:: Your objective ::
Reproduce the records below in their entirety, character for character.

---- Record excerpts

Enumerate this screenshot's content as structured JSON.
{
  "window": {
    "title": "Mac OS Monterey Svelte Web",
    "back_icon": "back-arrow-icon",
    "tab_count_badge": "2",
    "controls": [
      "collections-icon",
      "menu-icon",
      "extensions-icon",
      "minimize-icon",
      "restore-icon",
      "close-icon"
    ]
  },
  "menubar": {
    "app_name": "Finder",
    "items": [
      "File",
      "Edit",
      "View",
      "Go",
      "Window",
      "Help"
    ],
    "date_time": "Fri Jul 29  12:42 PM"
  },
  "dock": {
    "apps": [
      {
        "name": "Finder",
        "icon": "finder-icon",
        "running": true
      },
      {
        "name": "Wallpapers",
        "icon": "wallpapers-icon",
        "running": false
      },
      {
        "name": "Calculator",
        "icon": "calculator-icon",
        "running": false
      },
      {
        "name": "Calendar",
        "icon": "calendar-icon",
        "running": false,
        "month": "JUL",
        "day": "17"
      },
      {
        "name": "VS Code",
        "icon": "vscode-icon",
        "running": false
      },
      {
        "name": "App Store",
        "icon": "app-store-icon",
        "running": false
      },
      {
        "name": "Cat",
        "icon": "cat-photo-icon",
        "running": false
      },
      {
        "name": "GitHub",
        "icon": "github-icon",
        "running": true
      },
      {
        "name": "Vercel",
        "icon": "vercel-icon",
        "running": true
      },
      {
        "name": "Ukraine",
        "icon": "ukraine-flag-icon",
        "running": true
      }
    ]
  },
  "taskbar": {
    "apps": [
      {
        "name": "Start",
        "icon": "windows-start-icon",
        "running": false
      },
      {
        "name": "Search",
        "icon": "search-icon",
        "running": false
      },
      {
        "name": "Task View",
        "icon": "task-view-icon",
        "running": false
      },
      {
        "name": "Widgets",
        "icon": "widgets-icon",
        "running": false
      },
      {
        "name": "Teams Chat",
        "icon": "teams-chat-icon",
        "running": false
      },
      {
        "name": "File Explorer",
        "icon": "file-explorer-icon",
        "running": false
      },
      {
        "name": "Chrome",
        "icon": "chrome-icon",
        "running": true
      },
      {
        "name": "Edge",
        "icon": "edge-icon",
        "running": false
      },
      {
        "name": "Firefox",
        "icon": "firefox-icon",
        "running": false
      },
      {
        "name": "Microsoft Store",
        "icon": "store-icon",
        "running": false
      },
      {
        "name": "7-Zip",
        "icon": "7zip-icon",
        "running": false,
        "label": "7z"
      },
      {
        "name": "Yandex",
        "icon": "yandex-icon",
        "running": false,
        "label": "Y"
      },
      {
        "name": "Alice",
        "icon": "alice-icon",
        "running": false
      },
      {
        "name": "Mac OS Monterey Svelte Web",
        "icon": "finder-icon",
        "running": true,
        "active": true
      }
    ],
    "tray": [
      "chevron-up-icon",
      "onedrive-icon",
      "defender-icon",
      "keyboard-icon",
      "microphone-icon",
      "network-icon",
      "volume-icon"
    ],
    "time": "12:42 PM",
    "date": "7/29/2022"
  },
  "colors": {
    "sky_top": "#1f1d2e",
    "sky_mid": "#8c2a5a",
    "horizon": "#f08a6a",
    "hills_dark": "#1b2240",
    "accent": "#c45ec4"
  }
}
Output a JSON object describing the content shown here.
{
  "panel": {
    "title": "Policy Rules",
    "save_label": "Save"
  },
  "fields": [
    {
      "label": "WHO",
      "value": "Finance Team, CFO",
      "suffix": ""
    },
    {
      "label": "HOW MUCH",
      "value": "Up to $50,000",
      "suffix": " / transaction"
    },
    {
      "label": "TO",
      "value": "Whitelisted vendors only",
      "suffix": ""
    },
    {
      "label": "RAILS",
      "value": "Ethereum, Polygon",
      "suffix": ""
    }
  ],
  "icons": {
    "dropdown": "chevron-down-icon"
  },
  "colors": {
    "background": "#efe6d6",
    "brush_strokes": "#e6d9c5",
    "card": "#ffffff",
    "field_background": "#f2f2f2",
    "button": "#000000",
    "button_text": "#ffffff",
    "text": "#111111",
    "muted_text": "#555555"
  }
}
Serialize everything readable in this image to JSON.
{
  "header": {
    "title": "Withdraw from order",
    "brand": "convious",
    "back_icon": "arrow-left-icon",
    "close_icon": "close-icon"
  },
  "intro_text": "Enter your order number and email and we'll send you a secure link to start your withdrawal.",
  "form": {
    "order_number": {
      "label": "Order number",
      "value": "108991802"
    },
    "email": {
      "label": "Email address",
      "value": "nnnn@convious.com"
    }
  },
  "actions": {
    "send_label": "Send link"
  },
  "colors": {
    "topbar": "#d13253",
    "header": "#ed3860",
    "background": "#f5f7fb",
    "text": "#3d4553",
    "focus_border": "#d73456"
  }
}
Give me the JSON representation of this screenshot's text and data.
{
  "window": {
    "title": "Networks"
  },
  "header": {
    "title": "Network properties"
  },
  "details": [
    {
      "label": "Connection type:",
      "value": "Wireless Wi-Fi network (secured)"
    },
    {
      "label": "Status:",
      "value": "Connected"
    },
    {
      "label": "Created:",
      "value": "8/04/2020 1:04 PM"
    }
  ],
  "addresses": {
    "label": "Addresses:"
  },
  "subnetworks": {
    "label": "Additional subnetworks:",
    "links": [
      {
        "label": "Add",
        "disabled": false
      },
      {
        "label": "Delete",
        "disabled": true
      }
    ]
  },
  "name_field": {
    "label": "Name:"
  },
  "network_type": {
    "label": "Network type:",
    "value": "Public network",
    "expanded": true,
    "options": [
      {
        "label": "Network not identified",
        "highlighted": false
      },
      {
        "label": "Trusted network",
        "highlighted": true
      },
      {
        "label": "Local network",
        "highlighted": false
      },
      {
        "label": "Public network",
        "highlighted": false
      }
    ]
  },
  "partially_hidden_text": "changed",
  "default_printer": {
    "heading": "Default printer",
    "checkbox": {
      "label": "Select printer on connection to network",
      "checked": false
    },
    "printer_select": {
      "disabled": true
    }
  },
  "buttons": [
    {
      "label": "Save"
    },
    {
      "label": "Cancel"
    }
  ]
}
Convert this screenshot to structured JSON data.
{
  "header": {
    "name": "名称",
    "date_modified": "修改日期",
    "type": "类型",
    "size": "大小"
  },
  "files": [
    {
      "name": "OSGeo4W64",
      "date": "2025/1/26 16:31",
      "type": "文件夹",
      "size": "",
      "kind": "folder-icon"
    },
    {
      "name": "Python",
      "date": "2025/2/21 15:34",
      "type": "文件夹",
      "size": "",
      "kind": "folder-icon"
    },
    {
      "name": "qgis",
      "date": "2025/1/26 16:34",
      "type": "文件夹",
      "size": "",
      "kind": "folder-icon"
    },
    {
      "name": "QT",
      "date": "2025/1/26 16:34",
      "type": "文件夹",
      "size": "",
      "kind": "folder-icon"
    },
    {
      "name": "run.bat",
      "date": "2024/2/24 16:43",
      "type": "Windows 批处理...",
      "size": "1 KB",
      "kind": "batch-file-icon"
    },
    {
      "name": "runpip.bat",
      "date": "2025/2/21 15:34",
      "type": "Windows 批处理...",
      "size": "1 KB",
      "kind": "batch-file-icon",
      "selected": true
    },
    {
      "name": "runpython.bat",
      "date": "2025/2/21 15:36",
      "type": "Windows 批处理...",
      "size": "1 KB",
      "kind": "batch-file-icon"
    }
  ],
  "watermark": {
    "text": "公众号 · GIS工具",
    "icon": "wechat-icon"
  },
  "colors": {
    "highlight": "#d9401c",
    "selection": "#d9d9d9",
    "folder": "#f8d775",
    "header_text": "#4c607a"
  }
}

--------

:: Answer for this exercise ::
Enumerate this screenshot's content as structured JSON.
{
  "window": {
    "title": "Mac OS Monterey Svelte Web",
    "back_icon": "back-arrow-icon",
    "tab_count_badge": "2",
    "controls": [
      "collections-icon",
      "menu-icon",
      "extensions-icon",
      "minimize-icon",
      "restore-icon",
      "close-icon"
    ]
  },
  "menubar": {
    "app_name": "Finder",
    "items": [
      "File",
      "Edit",
      "View",
      "Go",
      "Window",
      "Help"
    ],
    "date_time": "Fri Jul 29  12:42 PM"
  },
  "dock": {
    "apps": [
      {
        "name": "Finder",
        "icon": "finder-icon",
        "running": true
      },
      {
        "name": "Wallpapers",
        "icon": "wallpapers-icon",
        "running": false
      },
      {
        "name": "Calculator",
        "icon": "calculator-icon",
        "running": false
      },
      {
        "name": "Calendar",
        "icon": "calendar-icon",
        "running": false,
        "month": "JUL",
        "day": "17"
      },
      {
        "name": "VS Code",
        "icon": "vscode-icon",
        "running": false
      },
      {
        "name": "App Store",
        "icon": "app-store-icon",
        "running": false
      },
      {
        "name": "Cat",
        "icon": "cat-photo-icon",
        "running": false
      },
      {
        "name": "GitHub",
        "icon": "github-icon",
        "running": true
      },
      {
        "name": "Vercel",
        "icon": "vercel-icon",
        "running": true
      },
      {
        "name": "Ukraine",
        "icon": "ukraine-flag-icon",
        "running": true
      }
    ]
  },
  "taskbar": {
    "apps": [
      {
        "name": "Start",
        "icon": "windows-start-icon",
        "running": false
      },
      {
        "name": "Search",
        "icon": "search-icon",
        "running": false
      },
      {
        "name": "Task View",
        "icon": "task-view-icon",
        "running": false
      },
      {
        "name": "Widgets",
        "icon": "widgets-icon",
        "running": false
      },
      {
        "name": "Teams Chat",
        "icon": "teams-chat-icon",
        "running": false
      },
      {
        "name": "File Explorer",
        "icon": "file-explorer-icon",
        "running": false
      },
      {
        "name": "Chrome",
        "icon": "chrome-icon",
        "running": true
      },
      {
        "name": "Edge",
        "icon": "edge-icon",
        "running": false
      },
      {
        "name": "Firefox",
        "icon": "firefox-icon",
        "running": false
      },
      {
        "name": "Microsoft Store",
        "icon": "store-icon",
        "running": false
      },
      {
        "name": "7-Zip",
        "icon": "7zip-icon",
        "running": false,
        "label": "7z"
      },
      {
        "name": "Yandex",
        "icon": "yandex-icon",
        "running": false,
        "label": "Y"
      },
      {
        "name": "Alice",
        "icon": "alice-icon",
        "running": false
      },
      {
        "name": "Mac OS Monterey Svelte Web",
        "icon": "finder-icon",
        "running": true,
        "active": true
      }
    ],
    "tray": [
      "chevron-up-icon",
      "onedrive-icon",
      "defender-icon",
      "keyboard-icon",
      "microphone-icon",
      "network-icon",
      "volume-icon"
    ],
    "time": "12:42 PM",
    "date": "7/29/2022"
  },
  "colors": {
    "sky_top": "#1f1d2e",
    "sky_mid": "#8c2a5a",
    "horizon": "#f08a6a",
    "hills_dark": "#1b2240",
    "accent": "#c45ec4"
  }
}
Output a JSON object describing the content shown here.
{
  "panel": {
    "title": "Policy Rules",
    "save_label": "Save"
  },
  "fields": [
    {
      "label": "WHO",
      "value": "Finance Team, CFO",
      "suffix": ""
    },
    {
      "label": "HOW MUCH",
      "value": "Up to $50,000",
      "suffix": " / transaction"
    },
    {
      "label": "TO",
      "value": "Whitelisted vendors only",
      "suffix": ""
    },
    {
      "label": "RAILS",
      "value": "Ethereum, Polygon",
      "suffix": ""
    }
  ],
  "icons": {
    "dropdown": "chevron-down-icon"
  },
  "colors": {
    "background": "#efe6d6",
    "brush_strokes": "#e6d9c5",
    "card": "#ffffff",
    "field_background": "#f2f2f2",
    "button": "#000000",
    "button_text": "#ffffff",
    "text": "#111111",
    "muted_text": "#555555"
  }
}
Serialize everything readable in this image to JSON.
{
  "header": {
    "title": "Withdraw from order",
    "brand": "convious",
    "back_icon": "arrow-left-icon",
    "close_icon": "close-icon"
  },
  "intro_text": "Enter your order number and email and we'll send you a secure link to start your withdrawal.",
  "form": {
    "order_number": {
      "label": "Order number",
      "value": "108991802"
    },
    "email": {
      "label": "Email address",
      "value": "nnnn@convious.com"
    }
  },
  "actions": {
    "send_label": "Send link"
  },
  "colors": {
    "topbar": "#d13253",
    "header": "#ed3860",
    "background": "#f5f7fb",
    "text": "#3d4553",
    "focus_border": "#d73456"
  }
}
Give me the JSON representation of this screenshot's text and data.
{
  "window": {
    "title": "Networks"
  },
  "header": {
    "title": "Network properties"
  },
  "details": [
    {
      "label": "Connection type:",
      "value": "Wireless Wi-Fi network (secured)"
    },
    {
      "label": "Status:",
      "value": "Connected"
    },
    {
      "label": "Created:",
      "value": "8/04/2020 1:04 PM"
    }
  ],
  "addresses": {
    "label": "Addresses:"
  },
  "subnetworks": {
    "label": "Additional subnetworks:",
    "links": [
      {
        "label": "Add",
        "disabled": false
      },
      {
        "label": "Delete",
        "disabled": true
      }
    ]
  },
  "name_field": {
    "label": "Name:"
  },
  "network_type": {
    "label": "Network type:",
    "value": "Public network",
    "expanded": true,
    "options": [
      {
        "label": "Network not identified",
        "highlighted": false
      },
      {
        "label": "Trusted network",
        "highlighted": true
      },
      {
        "label": "Local network",
        "highlighted": false
      },
      {
        "label": "Public network",
        "highlighted": false
      }
    ]
  },
  "partially_hidden_text": "changed",
  "default_printer": {
    "heading": "Default printer",
    "checkbox": {
      "label": "Select printer on connection to network",
      "checked": false
    },
    "printer_select": {
      "disabled": true
    }
  },
  "buttons": [
    {
      "label": "Save"
    },
    {
      "label": "Cancel"
    }
  ]
}
Convert this screenshot to structured JSON data.
{
  "header": {
    "name": "名称",
    "date_modified": "修改日期",
    "type": "类型",
    "size": "大小"
  },
  "files": [
    {
      "name": "OSGeo4W64",
      "date": "2025/1/26 16:31",
      "type": "文件夹",
      "size": "",
      "kind": "folder-icon"
    },
    {
      "name": "Python",
      "date": "2025/2/21 15:34",
      "type": "文件夹",
      "size": "",
      "kind": "folder-icon"
    },
    {
      "name": "qgis",
      "date": "2025/1/26 16:34",
      "type": "文件夹",
      "size": "",
      "kind": "folder-icon"
    },
    {
      "name": "QT",
      "date": "2025/1/26 16:34",
      "type": "文件夹",
      "size": "",
      "kind": "folder-icon"
    },
    {
      "name": "run.bat",
      "date": "2024/2/24 16:43",
      "type": "Windows 批处理...",
      "size": "1 KB",
      "kind": "batch-file-icon"
    },
    {
      "name": "runpip.bat",
      "date": "2025/2/21 15:34",
      "type": "Windows 批处理...",
      "size": "1 KB",
      "kind": "batch-file-icon",
      "selected": true
    },
    {
      "name": "runpython.bat",
      "date": "2025/2/21 15:36",
      "type": "Windows 批处理...",
      "size": "1 KB",
      "kind": "batch-file-icon"
    }
  ],
  "watermark": {
    "text": "公众号 · GIS工具",
    "icon": "wechat-icon"
  },
  "colors": {
    "highlight": "#d9401c",
    "selection": "#d9d9d9",
    "folder": "#f8d775",
    "header_text": "#4c607a"
  }
}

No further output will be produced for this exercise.